Return the lines from the one containing "table-management-char-3: 管 [107,415,131,441]" to the one containing "error-handling-char-3: 处 [815,405,839,431]", both included, copied without any change.

--- Begin Material shown ---

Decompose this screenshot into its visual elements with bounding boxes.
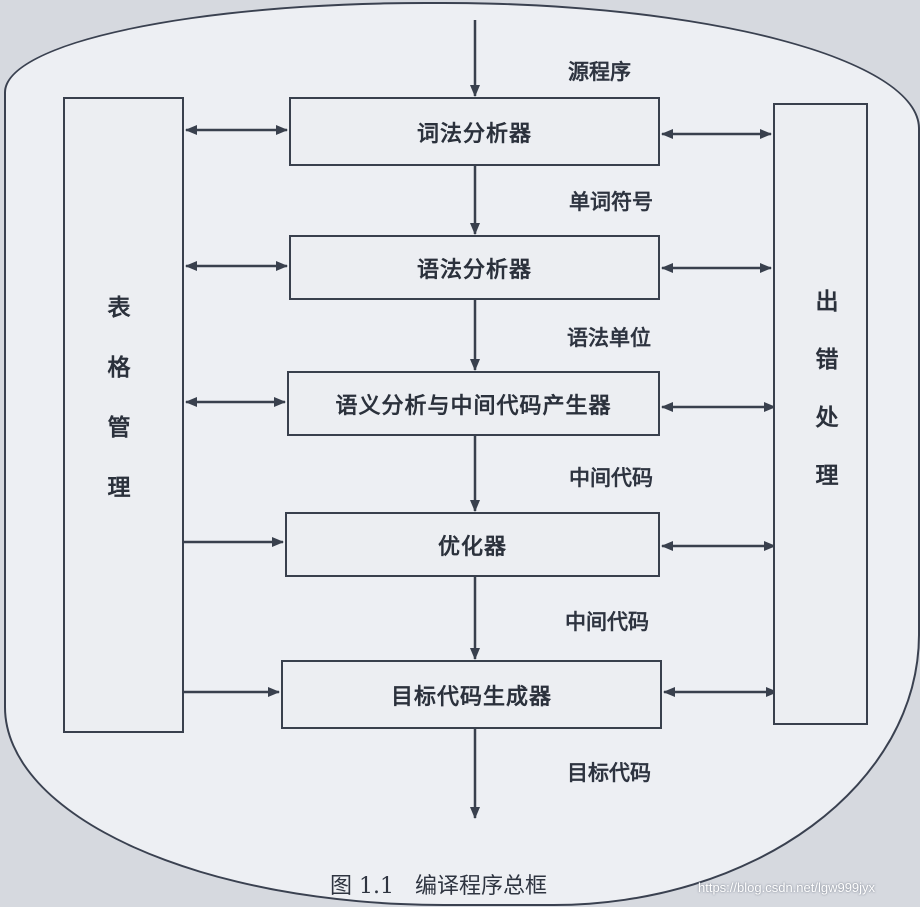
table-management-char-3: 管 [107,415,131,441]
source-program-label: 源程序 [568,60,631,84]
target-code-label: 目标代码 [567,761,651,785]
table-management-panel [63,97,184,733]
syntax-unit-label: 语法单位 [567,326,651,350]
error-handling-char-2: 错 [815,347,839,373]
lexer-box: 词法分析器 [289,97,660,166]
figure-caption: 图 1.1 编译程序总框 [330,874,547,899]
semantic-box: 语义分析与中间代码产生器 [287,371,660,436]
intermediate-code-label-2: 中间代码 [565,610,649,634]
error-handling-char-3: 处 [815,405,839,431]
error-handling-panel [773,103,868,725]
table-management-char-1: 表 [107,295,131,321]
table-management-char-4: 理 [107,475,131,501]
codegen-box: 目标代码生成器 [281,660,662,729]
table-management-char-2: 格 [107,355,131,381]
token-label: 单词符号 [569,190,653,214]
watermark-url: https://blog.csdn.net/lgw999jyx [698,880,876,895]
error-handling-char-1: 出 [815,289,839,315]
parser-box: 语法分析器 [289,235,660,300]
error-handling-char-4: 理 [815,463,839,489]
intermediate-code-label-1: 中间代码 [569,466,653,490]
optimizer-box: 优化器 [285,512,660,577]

--- End Material shown ---
--- Begin Material shown ---

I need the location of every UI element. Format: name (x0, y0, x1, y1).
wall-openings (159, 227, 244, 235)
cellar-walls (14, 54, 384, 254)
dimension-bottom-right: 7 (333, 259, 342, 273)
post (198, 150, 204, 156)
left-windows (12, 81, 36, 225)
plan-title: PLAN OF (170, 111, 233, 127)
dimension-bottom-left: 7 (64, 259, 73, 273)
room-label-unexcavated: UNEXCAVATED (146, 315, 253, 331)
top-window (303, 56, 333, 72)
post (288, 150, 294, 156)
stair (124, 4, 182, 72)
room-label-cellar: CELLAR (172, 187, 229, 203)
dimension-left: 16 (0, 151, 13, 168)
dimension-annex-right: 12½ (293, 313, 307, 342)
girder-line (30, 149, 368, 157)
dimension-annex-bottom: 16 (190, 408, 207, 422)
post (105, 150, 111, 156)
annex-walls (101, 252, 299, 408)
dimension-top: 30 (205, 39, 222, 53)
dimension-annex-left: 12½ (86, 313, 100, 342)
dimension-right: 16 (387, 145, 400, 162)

--- End Material shown ---

#### [Correct response]
table-management-char-3: 管 [107,415,131,441]
source-program-label: 源程序 [568,60,631,84]
target-code-label: 目标代码 [567,761,651,785]
table-management-panel [63,97,184,733]
syntax-unit-label: 语法单位 [567,326,651,350]
error-handling-char-2: 错 [815,347,839,373]
lexer-box: 词法分析器 [289,97,660,166]
figure-caption: 图 1.1 编译程序总框 [330,874,547,899]
semantic-box: 语义分析与中间代码产生器 [287,371,660,436]
intermediate-code-label-2: 中间代码 [565,610,649,634]
error-handling-char-3: 处 [815,405,839,431]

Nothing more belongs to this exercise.